## TASK REQUIREMENTS:
Write out each line in which the string "rest" is present.

Dataset records

++++++

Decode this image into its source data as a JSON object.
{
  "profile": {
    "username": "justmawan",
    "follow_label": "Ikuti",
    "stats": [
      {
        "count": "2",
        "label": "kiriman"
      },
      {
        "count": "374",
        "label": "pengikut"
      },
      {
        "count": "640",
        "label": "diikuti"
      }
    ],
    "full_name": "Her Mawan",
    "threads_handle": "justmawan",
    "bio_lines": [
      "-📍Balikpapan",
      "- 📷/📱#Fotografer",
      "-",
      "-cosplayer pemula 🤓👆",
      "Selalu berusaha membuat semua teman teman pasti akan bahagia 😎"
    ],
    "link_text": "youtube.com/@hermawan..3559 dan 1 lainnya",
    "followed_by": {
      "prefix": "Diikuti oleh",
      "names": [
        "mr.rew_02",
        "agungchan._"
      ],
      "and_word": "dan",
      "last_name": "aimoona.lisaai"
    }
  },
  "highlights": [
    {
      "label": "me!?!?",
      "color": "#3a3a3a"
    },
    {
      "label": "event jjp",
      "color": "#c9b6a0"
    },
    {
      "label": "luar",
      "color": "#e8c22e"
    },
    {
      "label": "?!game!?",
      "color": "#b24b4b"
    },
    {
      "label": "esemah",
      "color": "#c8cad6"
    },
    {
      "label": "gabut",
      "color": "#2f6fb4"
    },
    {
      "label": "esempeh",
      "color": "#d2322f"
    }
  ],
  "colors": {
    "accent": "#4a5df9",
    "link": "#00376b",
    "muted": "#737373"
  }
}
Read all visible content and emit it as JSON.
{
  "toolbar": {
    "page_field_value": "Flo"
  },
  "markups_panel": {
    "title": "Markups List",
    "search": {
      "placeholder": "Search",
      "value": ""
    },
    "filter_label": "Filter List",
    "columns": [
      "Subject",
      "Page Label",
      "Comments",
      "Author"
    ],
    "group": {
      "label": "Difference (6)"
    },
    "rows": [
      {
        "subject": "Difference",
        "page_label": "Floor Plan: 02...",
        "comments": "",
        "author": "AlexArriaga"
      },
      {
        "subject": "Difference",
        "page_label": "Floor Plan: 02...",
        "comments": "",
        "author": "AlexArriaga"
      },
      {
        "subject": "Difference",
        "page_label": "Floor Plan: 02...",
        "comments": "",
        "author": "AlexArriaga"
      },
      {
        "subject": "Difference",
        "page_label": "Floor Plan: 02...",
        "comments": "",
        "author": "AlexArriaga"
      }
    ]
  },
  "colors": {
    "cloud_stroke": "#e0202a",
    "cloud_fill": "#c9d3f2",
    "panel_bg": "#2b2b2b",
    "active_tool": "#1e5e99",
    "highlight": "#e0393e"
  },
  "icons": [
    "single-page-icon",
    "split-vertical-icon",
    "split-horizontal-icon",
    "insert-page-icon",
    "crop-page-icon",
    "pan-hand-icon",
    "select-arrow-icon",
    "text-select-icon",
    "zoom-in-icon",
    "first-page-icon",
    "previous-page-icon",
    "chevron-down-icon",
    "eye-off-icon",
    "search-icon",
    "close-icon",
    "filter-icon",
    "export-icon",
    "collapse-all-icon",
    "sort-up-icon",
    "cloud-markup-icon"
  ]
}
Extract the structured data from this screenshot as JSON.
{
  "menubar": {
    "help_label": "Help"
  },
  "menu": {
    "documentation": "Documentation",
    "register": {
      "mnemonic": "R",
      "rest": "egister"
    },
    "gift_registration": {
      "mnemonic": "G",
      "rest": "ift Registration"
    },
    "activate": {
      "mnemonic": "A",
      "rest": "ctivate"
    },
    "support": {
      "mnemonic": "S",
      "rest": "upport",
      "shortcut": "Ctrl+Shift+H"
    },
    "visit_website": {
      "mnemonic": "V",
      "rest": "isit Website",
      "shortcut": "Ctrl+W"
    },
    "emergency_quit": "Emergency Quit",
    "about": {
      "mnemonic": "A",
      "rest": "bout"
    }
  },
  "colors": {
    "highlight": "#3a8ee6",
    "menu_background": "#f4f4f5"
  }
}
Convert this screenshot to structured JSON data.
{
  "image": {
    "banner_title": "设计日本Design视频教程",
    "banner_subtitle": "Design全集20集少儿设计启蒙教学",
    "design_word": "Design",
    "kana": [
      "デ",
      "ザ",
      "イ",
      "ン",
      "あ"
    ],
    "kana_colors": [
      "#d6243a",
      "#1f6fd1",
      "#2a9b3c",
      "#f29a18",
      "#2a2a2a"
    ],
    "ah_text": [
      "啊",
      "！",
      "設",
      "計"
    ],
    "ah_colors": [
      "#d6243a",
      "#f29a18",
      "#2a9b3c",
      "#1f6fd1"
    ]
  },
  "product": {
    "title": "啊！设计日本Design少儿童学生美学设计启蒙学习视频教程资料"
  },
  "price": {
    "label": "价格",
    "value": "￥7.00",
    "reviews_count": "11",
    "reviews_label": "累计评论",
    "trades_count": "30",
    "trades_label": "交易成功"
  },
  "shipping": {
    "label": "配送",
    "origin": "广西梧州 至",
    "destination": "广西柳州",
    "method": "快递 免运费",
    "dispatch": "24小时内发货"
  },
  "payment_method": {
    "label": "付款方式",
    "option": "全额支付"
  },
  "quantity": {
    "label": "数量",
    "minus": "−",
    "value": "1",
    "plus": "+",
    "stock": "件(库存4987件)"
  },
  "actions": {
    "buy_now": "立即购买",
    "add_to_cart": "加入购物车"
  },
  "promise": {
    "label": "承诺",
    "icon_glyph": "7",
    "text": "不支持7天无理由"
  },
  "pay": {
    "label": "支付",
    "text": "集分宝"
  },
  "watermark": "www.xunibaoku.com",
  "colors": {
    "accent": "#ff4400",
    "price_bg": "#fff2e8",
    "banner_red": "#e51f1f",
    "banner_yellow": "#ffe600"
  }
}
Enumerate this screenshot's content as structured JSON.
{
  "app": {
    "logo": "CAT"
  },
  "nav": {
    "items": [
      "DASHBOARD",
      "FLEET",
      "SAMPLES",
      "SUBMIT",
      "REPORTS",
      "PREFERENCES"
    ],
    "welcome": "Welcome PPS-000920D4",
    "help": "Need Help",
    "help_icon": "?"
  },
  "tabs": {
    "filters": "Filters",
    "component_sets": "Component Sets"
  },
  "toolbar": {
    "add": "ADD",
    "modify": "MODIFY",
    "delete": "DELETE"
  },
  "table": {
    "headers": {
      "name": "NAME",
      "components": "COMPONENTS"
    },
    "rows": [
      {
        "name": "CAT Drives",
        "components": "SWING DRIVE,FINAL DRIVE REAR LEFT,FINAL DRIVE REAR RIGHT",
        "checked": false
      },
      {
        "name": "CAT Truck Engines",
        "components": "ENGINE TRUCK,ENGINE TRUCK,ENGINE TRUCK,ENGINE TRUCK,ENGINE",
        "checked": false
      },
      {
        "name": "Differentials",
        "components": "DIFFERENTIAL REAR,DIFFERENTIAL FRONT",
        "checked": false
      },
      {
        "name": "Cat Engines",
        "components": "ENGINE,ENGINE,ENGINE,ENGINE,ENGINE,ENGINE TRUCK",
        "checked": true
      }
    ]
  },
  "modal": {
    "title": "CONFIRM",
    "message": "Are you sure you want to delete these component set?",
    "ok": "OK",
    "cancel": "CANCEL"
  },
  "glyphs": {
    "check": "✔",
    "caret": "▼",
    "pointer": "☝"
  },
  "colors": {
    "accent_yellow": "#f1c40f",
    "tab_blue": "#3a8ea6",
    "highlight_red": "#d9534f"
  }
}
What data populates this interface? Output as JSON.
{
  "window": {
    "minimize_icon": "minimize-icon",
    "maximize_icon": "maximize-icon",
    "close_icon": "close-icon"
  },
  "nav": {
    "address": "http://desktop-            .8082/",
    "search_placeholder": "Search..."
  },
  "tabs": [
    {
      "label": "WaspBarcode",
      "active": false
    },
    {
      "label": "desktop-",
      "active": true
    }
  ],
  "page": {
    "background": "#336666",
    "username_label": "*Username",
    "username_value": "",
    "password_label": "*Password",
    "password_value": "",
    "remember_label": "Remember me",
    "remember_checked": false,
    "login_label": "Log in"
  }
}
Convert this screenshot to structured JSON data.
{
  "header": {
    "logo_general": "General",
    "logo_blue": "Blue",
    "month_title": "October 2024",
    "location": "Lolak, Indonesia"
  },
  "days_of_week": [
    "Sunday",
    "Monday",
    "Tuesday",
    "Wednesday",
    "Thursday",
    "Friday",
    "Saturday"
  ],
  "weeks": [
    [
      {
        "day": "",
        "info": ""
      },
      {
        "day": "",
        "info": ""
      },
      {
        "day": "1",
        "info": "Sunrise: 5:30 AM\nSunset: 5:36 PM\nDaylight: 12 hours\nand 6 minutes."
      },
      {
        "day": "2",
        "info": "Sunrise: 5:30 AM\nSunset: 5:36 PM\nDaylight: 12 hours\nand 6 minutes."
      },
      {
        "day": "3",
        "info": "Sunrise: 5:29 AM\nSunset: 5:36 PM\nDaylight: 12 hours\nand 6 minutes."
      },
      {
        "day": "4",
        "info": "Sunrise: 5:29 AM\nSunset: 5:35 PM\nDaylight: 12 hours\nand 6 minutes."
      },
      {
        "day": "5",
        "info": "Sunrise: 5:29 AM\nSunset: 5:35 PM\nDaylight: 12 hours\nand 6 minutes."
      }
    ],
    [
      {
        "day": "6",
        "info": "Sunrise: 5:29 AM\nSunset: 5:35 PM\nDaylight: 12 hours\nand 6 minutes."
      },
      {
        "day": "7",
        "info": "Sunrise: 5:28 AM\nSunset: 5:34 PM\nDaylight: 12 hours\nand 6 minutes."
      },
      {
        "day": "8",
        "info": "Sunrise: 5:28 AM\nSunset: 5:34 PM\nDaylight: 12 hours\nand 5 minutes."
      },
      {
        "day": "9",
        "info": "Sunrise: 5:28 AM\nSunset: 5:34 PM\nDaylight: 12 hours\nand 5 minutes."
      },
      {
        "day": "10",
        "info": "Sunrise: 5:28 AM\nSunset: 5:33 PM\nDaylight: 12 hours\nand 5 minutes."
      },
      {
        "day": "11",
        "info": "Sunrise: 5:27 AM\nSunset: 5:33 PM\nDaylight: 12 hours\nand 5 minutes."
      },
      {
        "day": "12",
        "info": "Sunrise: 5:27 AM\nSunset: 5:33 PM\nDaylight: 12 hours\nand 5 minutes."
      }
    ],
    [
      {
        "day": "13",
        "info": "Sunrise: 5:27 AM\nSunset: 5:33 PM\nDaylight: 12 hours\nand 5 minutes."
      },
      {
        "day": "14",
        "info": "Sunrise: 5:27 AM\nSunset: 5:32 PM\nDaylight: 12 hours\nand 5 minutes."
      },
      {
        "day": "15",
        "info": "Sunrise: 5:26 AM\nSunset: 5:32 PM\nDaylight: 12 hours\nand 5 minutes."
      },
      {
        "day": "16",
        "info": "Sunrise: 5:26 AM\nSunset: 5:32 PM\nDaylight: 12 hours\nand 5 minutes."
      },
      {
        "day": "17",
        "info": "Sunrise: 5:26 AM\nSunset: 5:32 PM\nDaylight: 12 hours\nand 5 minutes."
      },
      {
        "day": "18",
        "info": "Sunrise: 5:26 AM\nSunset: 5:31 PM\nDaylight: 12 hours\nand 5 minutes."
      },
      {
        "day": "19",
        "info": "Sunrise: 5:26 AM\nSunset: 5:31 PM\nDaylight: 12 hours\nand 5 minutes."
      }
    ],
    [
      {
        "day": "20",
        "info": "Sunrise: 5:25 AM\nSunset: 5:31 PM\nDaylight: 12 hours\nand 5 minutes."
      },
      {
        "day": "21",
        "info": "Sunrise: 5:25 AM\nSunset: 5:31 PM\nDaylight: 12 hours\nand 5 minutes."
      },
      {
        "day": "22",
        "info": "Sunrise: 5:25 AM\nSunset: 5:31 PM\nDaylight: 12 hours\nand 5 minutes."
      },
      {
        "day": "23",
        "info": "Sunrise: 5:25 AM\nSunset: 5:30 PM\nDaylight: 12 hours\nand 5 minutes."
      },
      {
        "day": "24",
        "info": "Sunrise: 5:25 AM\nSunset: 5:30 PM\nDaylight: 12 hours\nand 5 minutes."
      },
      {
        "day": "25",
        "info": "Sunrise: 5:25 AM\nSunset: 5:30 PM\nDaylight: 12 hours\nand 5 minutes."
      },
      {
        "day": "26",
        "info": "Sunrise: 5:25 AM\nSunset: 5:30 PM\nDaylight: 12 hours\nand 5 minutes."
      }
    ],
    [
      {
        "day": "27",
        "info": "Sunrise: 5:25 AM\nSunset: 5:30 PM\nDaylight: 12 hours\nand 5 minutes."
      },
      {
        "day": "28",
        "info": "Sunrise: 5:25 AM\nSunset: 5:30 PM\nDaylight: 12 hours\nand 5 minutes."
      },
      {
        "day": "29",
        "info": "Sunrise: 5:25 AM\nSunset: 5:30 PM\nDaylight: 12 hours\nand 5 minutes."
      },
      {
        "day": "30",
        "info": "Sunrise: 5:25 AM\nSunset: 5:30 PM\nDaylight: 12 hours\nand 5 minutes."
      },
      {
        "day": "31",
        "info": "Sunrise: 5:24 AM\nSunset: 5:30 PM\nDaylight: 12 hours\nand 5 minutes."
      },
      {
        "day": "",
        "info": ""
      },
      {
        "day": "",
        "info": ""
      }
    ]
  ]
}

++++++

## RESULT:
      "rest": "egister"
      "rest": "ift Registration"
      "rest": "ctivate"
      "rest": "upport",
      "rest": "isit Website",
      "rest": "bout"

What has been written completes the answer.